Extracted records:
/---

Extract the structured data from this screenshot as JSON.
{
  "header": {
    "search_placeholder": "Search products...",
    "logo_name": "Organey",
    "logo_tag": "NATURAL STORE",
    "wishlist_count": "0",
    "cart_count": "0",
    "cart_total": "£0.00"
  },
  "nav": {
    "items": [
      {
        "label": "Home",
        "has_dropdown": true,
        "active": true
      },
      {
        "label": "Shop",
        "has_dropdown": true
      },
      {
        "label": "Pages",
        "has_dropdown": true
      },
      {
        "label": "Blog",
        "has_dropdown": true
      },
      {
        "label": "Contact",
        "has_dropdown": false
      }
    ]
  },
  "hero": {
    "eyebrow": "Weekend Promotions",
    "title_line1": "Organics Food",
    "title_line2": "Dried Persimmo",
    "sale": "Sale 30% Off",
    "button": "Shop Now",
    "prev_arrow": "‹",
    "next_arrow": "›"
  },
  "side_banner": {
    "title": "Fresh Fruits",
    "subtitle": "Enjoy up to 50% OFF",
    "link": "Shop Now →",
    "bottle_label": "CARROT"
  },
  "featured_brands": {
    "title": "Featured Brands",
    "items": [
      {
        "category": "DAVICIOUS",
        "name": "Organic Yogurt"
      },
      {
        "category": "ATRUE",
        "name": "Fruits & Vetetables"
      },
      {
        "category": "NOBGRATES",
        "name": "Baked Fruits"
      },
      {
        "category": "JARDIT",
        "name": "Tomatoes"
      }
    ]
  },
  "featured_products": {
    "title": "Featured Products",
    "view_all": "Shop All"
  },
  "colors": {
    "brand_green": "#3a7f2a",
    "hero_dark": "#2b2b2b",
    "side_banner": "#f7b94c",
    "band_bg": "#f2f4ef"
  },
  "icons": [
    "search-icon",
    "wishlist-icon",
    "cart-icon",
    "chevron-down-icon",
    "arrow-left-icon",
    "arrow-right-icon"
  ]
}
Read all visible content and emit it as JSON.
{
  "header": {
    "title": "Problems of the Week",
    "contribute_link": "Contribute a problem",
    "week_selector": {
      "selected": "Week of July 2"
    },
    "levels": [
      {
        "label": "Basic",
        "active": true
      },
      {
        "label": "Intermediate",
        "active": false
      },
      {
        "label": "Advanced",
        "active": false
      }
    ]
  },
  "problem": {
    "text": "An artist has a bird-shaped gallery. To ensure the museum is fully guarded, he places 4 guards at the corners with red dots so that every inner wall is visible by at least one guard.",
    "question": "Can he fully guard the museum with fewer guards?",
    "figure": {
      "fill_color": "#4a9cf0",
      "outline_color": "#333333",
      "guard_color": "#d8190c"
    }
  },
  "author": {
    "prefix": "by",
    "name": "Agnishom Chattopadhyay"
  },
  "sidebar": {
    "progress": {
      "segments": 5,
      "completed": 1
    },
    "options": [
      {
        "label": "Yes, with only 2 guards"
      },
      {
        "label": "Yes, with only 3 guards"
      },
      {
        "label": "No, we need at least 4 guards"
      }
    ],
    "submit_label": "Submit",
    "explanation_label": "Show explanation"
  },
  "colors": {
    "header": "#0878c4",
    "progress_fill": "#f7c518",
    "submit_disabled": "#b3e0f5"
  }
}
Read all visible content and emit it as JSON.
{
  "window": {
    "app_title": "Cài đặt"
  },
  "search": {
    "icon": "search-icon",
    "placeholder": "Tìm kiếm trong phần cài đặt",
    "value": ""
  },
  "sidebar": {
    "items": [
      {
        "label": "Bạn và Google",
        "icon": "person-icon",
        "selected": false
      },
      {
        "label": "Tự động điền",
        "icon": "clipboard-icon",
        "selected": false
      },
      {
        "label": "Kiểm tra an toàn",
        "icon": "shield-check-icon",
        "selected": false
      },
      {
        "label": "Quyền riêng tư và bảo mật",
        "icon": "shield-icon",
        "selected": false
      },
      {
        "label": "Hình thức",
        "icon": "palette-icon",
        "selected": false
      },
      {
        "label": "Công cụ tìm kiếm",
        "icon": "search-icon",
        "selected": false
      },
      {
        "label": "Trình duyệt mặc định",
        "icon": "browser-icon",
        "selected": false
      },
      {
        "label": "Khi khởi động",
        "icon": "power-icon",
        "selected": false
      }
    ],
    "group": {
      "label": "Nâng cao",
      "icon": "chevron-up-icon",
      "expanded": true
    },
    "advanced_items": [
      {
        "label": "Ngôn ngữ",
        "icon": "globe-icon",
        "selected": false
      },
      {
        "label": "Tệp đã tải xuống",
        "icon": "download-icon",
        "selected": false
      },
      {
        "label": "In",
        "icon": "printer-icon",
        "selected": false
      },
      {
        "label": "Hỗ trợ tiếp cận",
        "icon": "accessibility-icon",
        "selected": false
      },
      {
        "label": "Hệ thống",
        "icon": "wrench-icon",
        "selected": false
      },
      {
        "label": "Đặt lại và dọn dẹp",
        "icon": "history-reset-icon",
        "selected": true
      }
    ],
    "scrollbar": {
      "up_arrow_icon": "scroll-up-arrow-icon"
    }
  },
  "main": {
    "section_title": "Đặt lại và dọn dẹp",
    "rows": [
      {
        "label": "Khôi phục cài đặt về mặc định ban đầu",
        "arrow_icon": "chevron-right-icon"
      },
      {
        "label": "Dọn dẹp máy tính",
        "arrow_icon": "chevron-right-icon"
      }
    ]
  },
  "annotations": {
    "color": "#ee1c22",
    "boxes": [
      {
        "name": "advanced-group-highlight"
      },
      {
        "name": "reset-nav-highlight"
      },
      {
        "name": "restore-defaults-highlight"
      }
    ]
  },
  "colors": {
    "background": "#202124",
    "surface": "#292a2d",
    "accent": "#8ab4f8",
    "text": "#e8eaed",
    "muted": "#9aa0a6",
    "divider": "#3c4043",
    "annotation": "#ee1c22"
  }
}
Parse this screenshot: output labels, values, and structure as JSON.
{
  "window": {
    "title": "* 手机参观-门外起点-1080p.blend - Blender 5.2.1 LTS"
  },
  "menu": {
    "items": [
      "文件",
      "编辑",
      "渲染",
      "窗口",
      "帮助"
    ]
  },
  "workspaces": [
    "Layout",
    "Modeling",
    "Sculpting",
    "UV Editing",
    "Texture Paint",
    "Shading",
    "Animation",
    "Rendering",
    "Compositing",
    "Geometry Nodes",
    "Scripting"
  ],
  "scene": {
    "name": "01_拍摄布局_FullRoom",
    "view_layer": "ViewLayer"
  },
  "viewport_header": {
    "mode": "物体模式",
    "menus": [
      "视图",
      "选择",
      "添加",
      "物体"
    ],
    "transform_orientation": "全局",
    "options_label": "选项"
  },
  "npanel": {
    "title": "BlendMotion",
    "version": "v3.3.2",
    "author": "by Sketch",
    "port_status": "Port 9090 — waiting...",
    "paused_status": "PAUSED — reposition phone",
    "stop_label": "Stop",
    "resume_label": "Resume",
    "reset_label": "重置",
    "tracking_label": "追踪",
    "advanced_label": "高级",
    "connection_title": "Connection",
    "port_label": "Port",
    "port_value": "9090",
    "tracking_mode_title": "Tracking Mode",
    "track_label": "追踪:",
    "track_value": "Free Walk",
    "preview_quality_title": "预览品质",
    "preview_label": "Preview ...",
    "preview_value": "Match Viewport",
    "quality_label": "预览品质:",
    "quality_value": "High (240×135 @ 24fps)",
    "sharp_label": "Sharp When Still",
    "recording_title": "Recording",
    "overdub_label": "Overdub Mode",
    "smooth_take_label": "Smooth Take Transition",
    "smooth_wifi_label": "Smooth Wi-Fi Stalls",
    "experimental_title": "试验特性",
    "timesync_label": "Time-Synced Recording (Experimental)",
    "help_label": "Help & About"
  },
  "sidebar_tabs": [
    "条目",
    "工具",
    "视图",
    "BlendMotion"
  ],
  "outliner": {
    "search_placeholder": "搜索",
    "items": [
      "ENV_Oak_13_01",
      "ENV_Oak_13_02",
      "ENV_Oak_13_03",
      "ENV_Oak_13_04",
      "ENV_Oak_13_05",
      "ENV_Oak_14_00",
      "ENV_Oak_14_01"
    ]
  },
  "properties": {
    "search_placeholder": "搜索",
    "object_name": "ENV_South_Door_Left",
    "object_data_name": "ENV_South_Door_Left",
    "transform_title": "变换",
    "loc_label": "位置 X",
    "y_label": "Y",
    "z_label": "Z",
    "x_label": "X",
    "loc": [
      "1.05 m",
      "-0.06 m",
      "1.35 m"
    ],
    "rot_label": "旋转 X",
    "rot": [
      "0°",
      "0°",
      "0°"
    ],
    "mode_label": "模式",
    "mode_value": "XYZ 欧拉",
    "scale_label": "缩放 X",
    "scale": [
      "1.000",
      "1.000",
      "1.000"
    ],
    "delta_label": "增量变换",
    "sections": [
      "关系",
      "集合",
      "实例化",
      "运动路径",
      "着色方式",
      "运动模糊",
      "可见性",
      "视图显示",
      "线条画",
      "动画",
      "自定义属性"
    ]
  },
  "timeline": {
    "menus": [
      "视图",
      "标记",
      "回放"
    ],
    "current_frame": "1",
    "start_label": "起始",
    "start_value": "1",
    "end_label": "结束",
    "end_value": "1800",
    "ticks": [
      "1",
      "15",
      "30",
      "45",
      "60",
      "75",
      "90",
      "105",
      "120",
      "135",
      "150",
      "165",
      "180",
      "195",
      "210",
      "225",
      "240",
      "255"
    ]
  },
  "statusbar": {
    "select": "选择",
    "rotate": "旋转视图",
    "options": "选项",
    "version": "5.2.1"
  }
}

\---

INSTRUCTION:
Find the lines holding "highlight" and list every one.

TASK OUTPUT:
        "name": "advanced-group-highlight"
        "name": "reset-nav-highlight"
        "name": "restore-defaults-highlight"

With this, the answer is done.